(Exercise directions):
Locate all lines in the data below that hold "Class" and show them.

(Records):
^^^^^^^^^^^^^^^^

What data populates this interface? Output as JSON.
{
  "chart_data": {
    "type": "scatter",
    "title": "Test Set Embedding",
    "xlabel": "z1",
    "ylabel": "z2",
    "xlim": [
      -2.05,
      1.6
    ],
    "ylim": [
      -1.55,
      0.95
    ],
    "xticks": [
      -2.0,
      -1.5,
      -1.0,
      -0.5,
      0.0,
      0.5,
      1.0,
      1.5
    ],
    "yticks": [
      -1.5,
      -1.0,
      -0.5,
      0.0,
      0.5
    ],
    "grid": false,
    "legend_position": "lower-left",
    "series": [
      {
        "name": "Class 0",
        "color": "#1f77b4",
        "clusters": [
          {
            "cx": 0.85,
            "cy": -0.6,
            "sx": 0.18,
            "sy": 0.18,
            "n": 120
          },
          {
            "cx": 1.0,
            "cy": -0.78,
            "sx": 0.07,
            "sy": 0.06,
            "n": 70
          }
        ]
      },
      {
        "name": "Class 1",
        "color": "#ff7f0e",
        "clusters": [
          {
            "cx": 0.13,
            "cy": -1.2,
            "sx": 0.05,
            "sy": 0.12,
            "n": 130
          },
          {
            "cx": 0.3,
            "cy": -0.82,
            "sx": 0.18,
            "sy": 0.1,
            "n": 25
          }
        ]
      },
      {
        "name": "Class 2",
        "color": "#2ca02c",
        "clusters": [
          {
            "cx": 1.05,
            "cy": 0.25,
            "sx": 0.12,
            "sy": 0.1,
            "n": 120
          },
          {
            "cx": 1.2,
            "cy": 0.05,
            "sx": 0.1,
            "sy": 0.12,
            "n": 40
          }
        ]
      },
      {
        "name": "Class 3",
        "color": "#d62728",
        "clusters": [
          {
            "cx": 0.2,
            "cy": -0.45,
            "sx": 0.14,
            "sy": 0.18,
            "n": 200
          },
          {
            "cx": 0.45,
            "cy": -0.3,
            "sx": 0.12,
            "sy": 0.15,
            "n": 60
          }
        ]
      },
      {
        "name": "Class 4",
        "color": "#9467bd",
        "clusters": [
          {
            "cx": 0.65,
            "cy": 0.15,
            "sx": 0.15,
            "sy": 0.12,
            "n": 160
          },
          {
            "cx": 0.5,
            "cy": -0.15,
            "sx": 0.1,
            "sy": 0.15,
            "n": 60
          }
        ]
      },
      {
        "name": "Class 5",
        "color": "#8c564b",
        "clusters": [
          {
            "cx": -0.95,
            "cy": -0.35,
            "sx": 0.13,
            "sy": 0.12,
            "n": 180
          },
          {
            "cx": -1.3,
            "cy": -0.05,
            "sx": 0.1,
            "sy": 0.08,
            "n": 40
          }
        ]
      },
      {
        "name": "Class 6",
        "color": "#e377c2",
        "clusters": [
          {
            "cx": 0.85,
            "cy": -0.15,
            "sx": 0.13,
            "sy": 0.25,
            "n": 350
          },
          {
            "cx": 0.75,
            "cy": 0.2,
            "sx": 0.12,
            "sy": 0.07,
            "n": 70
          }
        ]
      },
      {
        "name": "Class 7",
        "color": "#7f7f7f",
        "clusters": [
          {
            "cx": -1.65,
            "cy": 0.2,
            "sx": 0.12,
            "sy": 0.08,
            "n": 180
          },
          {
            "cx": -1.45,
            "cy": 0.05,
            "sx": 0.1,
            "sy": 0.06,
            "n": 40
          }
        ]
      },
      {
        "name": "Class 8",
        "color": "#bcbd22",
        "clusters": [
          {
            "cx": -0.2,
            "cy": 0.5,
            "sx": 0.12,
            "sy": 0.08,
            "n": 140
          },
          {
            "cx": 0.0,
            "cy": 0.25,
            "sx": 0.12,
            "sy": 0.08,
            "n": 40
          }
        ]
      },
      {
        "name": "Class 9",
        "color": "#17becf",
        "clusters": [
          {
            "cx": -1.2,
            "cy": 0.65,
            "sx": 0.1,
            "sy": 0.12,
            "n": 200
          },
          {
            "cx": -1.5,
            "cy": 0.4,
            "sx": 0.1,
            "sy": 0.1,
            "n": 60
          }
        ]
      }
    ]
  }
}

^^^^^^^^^^^^^^^^

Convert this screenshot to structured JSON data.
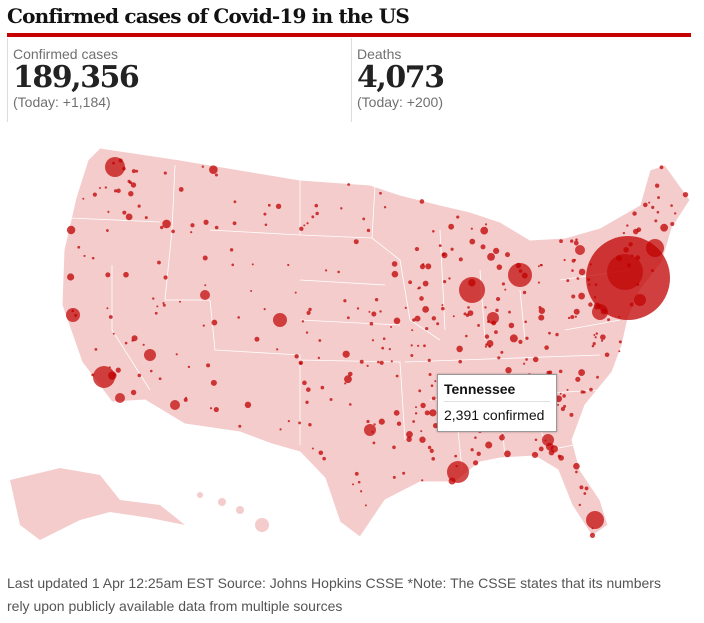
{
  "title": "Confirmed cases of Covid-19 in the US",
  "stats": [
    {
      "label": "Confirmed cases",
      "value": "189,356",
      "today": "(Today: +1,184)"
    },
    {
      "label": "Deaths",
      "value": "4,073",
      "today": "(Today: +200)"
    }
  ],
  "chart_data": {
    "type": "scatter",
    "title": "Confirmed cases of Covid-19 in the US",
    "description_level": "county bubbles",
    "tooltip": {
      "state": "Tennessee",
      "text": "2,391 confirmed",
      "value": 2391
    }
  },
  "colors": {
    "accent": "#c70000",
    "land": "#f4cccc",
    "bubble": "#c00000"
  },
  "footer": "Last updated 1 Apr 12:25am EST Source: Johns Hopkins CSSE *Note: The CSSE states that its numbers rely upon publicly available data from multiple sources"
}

^^^^^^^^^^^^^^^^

(Result):
        "name": "Class 0",
        "name": "Class 1",
        "name": "Class 2",
        "name": "Class 3",
        "name": "Class 4",
        "name": "Class 5",
        "name": "Class 6",
        "name": "Class 7",
        "name": "Class 8",
        "name": "Class 9",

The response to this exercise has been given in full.